— begin Information provided —
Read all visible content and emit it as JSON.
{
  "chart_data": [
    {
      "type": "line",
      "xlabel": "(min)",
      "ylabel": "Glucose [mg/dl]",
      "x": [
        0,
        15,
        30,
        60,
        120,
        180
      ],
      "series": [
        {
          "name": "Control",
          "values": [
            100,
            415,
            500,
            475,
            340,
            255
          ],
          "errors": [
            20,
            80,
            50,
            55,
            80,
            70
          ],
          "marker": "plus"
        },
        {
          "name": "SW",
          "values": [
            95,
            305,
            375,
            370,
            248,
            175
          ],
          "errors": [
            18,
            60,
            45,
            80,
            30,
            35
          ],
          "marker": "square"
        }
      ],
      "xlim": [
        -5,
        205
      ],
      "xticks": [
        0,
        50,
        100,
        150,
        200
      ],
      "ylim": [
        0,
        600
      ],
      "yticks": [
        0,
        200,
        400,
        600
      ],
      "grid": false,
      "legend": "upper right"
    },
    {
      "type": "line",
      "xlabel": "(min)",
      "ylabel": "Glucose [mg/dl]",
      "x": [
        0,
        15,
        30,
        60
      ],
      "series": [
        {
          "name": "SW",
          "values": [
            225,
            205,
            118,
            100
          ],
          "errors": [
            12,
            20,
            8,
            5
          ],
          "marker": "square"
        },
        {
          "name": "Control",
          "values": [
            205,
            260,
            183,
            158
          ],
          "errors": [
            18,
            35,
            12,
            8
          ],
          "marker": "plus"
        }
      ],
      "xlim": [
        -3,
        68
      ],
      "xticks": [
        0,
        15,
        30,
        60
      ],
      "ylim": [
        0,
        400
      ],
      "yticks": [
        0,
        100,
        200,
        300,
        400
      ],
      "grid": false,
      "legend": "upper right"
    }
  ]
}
— end Information provided —
* [Instructions for the task]
Reproduce every entry shown above, precisely as it stands.

* [Response to this exercise]
Read all visible content and emit it as JSON.
{
  "chart_data": [
    {
      "type": "line",
      "xlabel": "(min)",
      "ylabel": "Glucose [mg/dl]",
      "x": [
        0,
        15,
        30,
        60,
        120,
        180
      ],
      "series": [
        {
          "name": "Control",
          "values": [
            100,
            415,
            500,
            475,
            340,
            255
          ],
          "errors": [
            20,
            80,
            50,
            55,
            80,
            70
          ],
          "marker": "plus"
        },
        {
          "name": "SW",
          "values": [
            95,
            305,
            375,
            370,
            248,
            175
          ],
          "errors": [
            18,
            60,
            45,
            80,
            30,
            35
          ],
          "marker": "square"
        }
      ],
      "xlim": [
        -5,
        205
      ],
      "xticks": [
        0,
        50,
        100,
        150,
        200
      ],
      "ylim": [
        0,
        600
      ],
      "yticks": [
        0,
        200,
        400,
        600
      ],
      "grid": false,
      "legend": "upper right"
    },
    {
      "type": "line",
      "xlabel": "(min)",
      "ylabel": "Glucose [mg/dl]",
      "x": [
        0,
        15,
        30,
        60
      ],
      "series": [
        {
          "name": "SW",
          "values": [
            225,
            205,
            118,
            100
          ],
          "errors": [
            12,
            20,
            8,
            5
          ],
          "marker": "square"
        },
        {
          "name": "Control",
          "values": [
            205,
            260,
            183,
            158
          ],
          "errors": [
            18,
            35,
            12,
            8
          ],
          "marker": "plus"
        }
      ],
      "xlim": [
        -3,
        68
      ],
      "xticks": [
        0,
        15,
        30,
        60
      ],
      "ylim": [
        0,
        400
      ],
      "yticks": [
        0,
        100,
        200,
        300,
        400
      ],
      "grid": false,
      "legend": "upper right"
    }
  ]
}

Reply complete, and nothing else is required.